**Your instructions**
A verbatim copy of the records is required, with all pictures left out.

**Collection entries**
===============

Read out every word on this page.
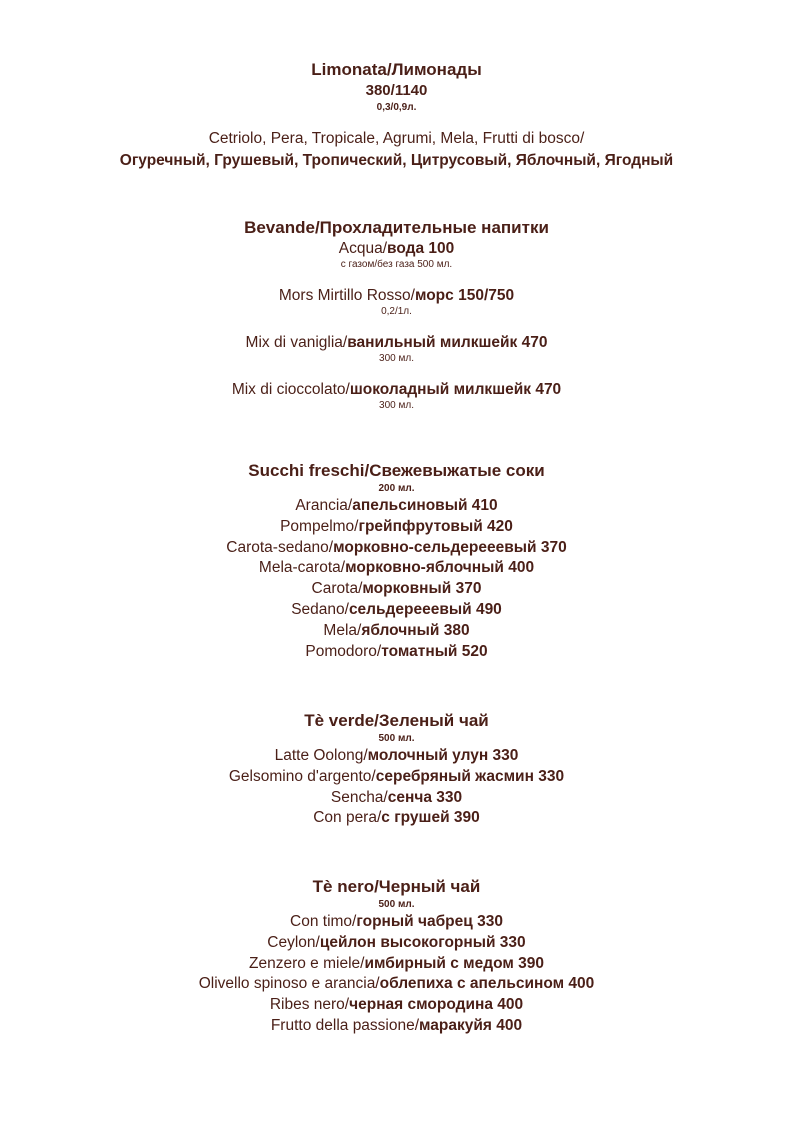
Limonata/Лимонады
380/1140
0,3/0,9л.
Cetriolo, Pera, Tropicale, Agrumi, Mela, Frutti di bosco/
Огуречный, Грушевый, Тропический, Цитрусовый, Яблочный, Ягодный
Bevande/Прохладительные напитки
Acqua/вода 100
с газом/без газа 500 мл.
Mors Mirtillo Rosso/морс 150/750
0,2/1л.
Mix di vaniglia/ванильный милкшейк 470
300 мл.
Mix di cioccolato/шоколадный милкшейк 470
300 мл.
Succhi freschi/Свежевыжатые соки
200 мл.
Arancia/апельсиновый 410
Pompelmo/грейпфрутовый 420
Carota-sedano/морковно-сельдерееевый 370
Mela-carota/морковно-яблочный 400
Carota/морковный 370
Sedano/сельдерееевый 490
Mela/яблочный 380
Pomodoro/томатный 520
Tè verde/Зеленый чай
500 мл.
Latte Oolong/молочный улун 330
Gelsomino d'argento/серебряный жасмин 330
Sencha/сенча 330
Con pera/с грушей 390
Tè nero/Черный чай
500 мл.
Con timo/горный чабрец 330
Ceylon/цейлон высокогорный 330
Zenzero e miele/имбирный с медом 390
Olivello spinoso e arancia/облепиха с апельсином 400
Ribes nero/черная смородина 400
Frutto della passione/маракуйя 400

===============

**Solution below**
Read out every word on this page.
Limonata/Лимонады
380/1140
0,3/0,9л.
Cetriolo, Pera, Tropicale, Agrumi, Mela, Frutti di bosco/
Огуречный, Грушевый, Тропический, Цитрусовый, Яблочный, Ягодный
Bevande/Прохладительные напитки
Acqua/вода 100
с газом/без газа 500 мл.
Mors Mirtillo Rosso/морс 150/750
0,2/1л.
Mix di vaniglia/ванильный милкшейк 470
300 мл.
Mix di cioccolato/шоколадный милкшейк 470
300 мл.
Succhi freschi/Свежевыжатые соки
200 мл.
Arancia/апельсиновый 410
Pompelmo/грейпфрутовый 420
Carota-sedano/морковно-сельдерееевый 370
Mela-carota/морковно-яблочный 400
Carota/морковный 370
Sedano/сельдерееевый 490
Mela/яблочный 380
Pomodoro/томатный 520
Tè verde/Зеленый чай
500 мл.
Latte Oolong/молочный улун 330
Gelsomino d'argento/серебряный жасмин 330
Sencha/сенча 330
Con pera/с грушей 390
Tè nero/Черный чай
500 мл.
Con timo/горный чабрец 330
Ceylon/цейлон высокогорный 330
Zenzero e miele/имбирный с медом 390
Olivello spinoso e arancia/облепиха с апельсином 400
Ribes nero/черная смородина 400
Frutto della passione/маракуйя 400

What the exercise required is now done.